**REQUIRED WORK:** Produce a verbatim copy of the entries listed below.

**INFORMATION PROVIDED:**
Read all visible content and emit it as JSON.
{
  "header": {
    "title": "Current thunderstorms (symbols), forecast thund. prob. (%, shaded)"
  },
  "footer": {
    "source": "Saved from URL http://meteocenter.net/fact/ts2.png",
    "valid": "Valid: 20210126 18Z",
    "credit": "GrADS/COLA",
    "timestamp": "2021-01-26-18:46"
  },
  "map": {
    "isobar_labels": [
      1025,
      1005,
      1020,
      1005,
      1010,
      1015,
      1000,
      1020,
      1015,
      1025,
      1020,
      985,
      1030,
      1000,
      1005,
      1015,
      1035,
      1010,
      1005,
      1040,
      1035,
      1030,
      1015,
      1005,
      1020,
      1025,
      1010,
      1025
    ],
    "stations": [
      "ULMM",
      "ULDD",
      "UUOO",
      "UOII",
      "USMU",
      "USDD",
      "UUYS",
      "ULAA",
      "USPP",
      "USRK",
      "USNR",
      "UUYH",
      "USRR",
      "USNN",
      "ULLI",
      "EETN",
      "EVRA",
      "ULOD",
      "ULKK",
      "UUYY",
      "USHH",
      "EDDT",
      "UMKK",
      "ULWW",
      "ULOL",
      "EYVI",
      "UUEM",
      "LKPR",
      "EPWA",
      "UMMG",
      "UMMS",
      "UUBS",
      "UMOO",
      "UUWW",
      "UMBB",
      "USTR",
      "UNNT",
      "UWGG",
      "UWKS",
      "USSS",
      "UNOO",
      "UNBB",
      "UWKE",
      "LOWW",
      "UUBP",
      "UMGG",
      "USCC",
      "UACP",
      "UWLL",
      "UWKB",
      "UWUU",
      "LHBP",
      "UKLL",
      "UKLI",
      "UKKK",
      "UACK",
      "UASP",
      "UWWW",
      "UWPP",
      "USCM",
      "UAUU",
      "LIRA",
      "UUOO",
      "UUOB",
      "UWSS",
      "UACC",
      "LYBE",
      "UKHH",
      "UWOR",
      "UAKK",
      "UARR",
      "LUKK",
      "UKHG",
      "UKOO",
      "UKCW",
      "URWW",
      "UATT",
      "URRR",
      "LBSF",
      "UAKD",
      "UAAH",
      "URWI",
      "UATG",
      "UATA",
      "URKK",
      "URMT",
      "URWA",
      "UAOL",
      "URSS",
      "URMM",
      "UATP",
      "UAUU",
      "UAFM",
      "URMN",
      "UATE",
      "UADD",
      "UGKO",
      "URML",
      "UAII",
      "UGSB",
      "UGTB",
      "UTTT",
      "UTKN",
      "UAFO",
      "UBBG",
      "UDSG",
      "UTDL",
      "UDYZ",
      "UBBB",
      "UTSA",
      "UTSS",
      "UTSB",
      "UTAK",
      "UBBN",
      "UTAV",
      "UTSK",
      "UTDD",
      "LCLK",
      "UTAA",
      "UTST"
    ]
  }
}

**OUTPUT OF THE EXERCISE:**
Read all visible content and emit it as JSON.
{
  "header": {
    "title": "Current thunderstorms (symbols), forecast thund. prob. (%, shaded)"
  },
  "footer": {
    "source": "Saved from URL http://meteocenter.net/fact/ts2.png",
    "valid": "Valid: 20210126 18Z",
    "credit": "GrADS/COLA",
    "timestamp": "2021-01-26-18:46"
  },
  "map": {
    "isobar_labels": [
      1025,
      1005,
      1020,
      1005,
      1010,
      1015,
      1000,
      1020,
      1015,
      1025,
      1020,
      985,
      1030,
      1000,
      1005,
      1015,
      1035,
      1010,
      1005,
      1040,
      1035,
      1030,
      1015,
      1005,
      1020,
      1025,
      1010,
      1025
    ],
    "stations": [
      "ULMM",
      "ULDD",
      "UUOO",
      "UOII",
      "USMU",
      "USDD",
      "UUYS",
      "ULAA",
      "USPP",
      "USRK",
      "USNR",
      "UUYH",
      "USRR",
      "USNN",
      "ULLI",
      "EETN",
      "EVRA",
      "ULOD",
      "ULKK",
      "UUYY",
      "USHH",
      "EDDT",
      "UMKK",
      "ULWW",
      "ULOL",
      "EYVI",
      "UUEM",
      "LKPR",
      "EPWA",
      "UMMG",
      "UMMS",
      "UUBS",
      "UMOO",
      "UUWW",
      "UMBB",
      "USTR",
      "UNNT",
      "UWGG",
      "UWKS",
      "USSS",
      "UNOO",
      "UNBB",
      "UWKE",
      "LOWW",
      "UUBP",
      "UMGG",
      "USCC",
      "UACP",
      "UWLL",
      "UWKB",
      "UWUU",
      "LHBP",
      "UKLL",
      "UKLI",
      "UKKK",
      "UACK",
      "UASP",
      "UWWW",
      "UWPP",
      "USCM",
      "UAUU",
      "LIRA",
      "UUOO",
      "UUOB",
      "UWSS",
      "UACC",
      "LYBE",
      "UKHH",
      "UWOR",
      "UAKK",
      "UARR",
      "LUKK",
      "UKHG",
      "UKOO",
      "UKCW",
      "URWW",
      "UATT",
      "URRR",
      "LBSF",
      "UAKD",
      "UAAH",
      "URWI",
      "UATG",
      "UATA",
      "URKK",
      "URMT",
      "URWA",
      "UAOL",
      "URSS",
      "URMM",
      "UATP",
      "UAUU",
      "UAFM",
      "URMN",
      "UATE",
      "UADD",
      "UGKO",
      "URML",
      "UAII",
      "UGSB",
      "UGTB",
      "UTTT",
      "UTKN",
      "UAFO",
      "UBBG",
      "UDSG",
      "UTDL",
      "UDYZ",
      "UBBB",
      "UTSA",
      "UTSS",
      "UTSB",
      "UTAK",
      "UBBN",
      "UTAV",
      "UTSK",
      "UTDD",
      "LCLK",
      "UTAA",
      "UTST"
    ]
  }
}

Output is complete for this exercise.